Transcribe the entries that follow exactly as they appear, minus pictures.

Given records:
◆ ◆ ◆
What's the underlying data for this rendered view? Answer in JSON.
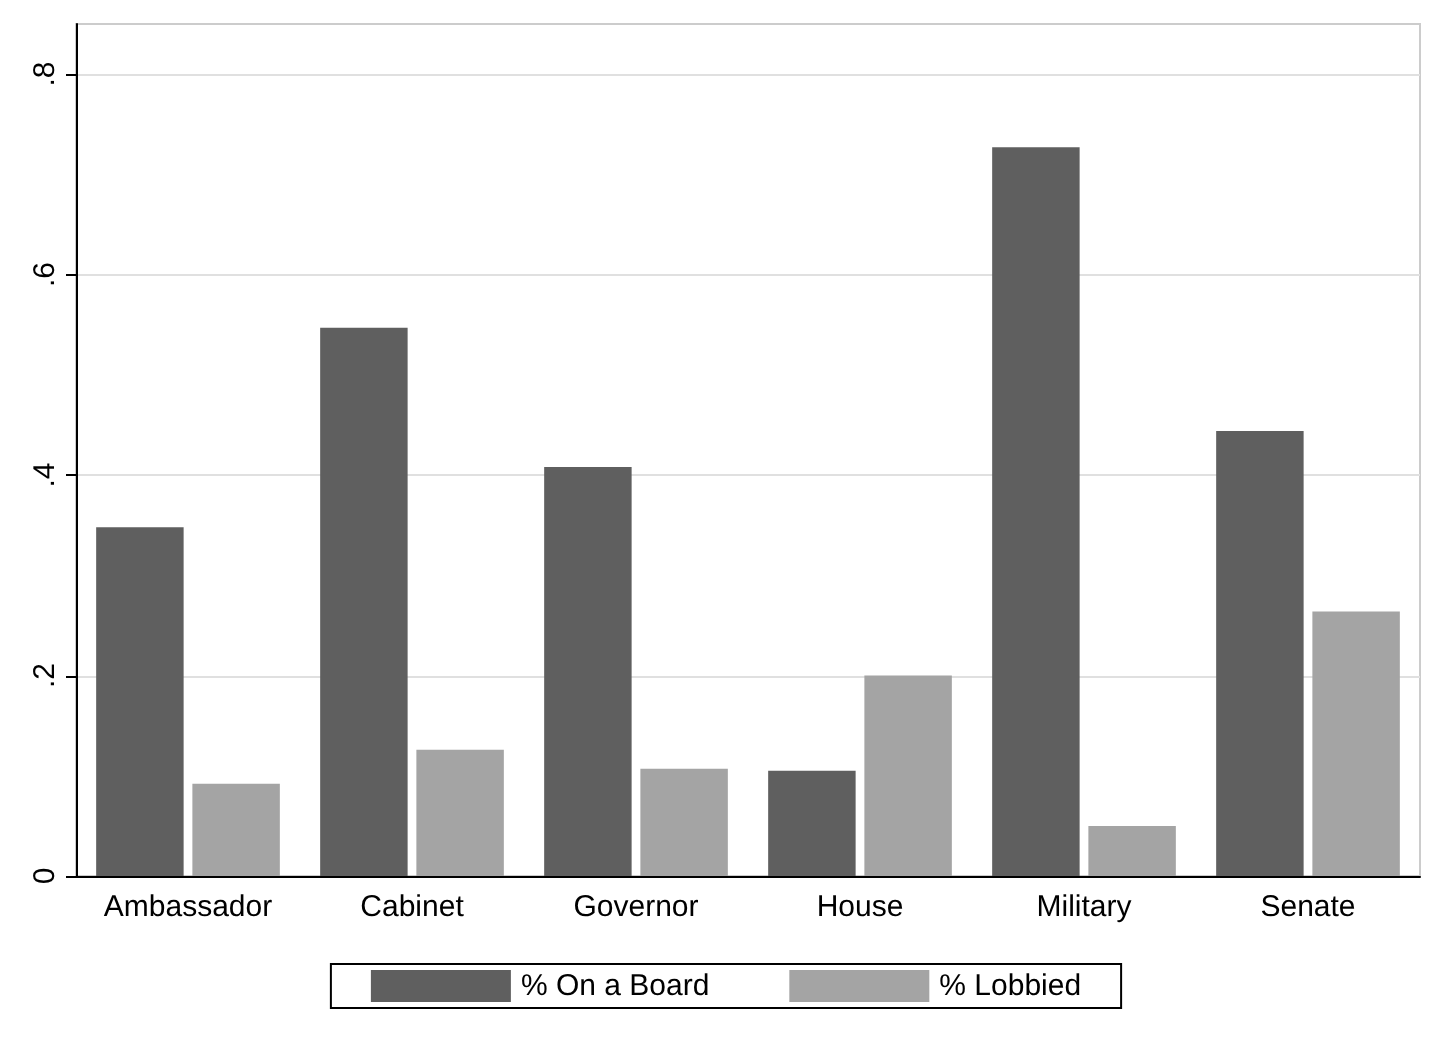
{
  "chart_data": {
    "type": "bar",
    "categories": [
      "Ambassador",
      "Cabinet",
      "Governor",
      "House",
      "Military",
      "Senate"
    ],
    "series": [
      {
        "name": "% On a Board",
        "color": "#5f5f5f",
        "values": [
          0.348,
          0.547,
          0.408,
          0.105,
          0.727,
          0.444
        ]
      },
      {
        "name": "% Lobbied",
        "color": "#a4a4a4",
        "values": [
          0.092,
          0.126,
          0.107,
          0.2,
          0.05,
          0.264
        ]
      }
    ],
    "ylim": [
      0,
      0.85
    ],
    "yticks": [
      0,
      {
        "value": 0.2,
        "label": ".2"
      },
      {
        "value": 0.4,
        "label": ".4"
      },
      {
        "value": 0.6,
        "label": ".6"
      },
      {
        "value": 0.8,
        "label": ".8"
      }
    ],
    "grid": "y",
    "legend": "bottom"
  }
}
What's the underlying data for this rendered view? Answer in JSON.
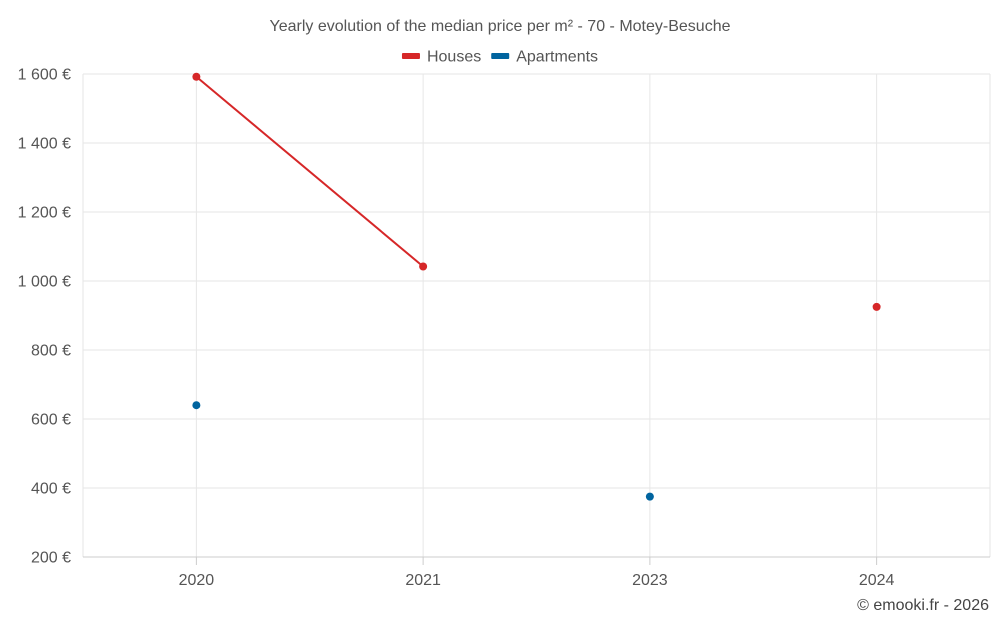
◆ ◆ ◆
The result:
What's the underlying data for this rendered view? Answer in JSON.
{
  "chart_data": {
    "type": "bar",
    "categories": [
      "Ambassador",
      "Cabinet",
      "Governor",
      "House",
      "Military",
      "Senate"
    ],
    "series": [
      {
        "name": "% On a Board",
        "color": "#5f5f5f",
        "values": [
          0.348,
          0.547,
          0.408,
          0.105,
          0.727,
          0.444
        ]
      },
      {
        "name": "% Lobbied",
        "color": "#a4a4a4",
        "values": [
          0.092,
          0.126,
          0.107,
          0.2,
          0.05,
          0.264
        ]
      }
    ],
    "ylim": [
      0,
      0.85
    ],
    "yticks": [
      0,
      {
        "value": 0.2,
        "label": ".2"
      },
      {
        "value": 0.4,
        "label": ".4"
      },
      {
        "value": 0.6,
        "label": ".6"
      },
      {
        "value": 0.8,
        "label": ".8"
      }
    ],
    "grid": "y",
    "legend": "bottom"
  }
}
What's the underlying data for this rendered view? Answer in JSON.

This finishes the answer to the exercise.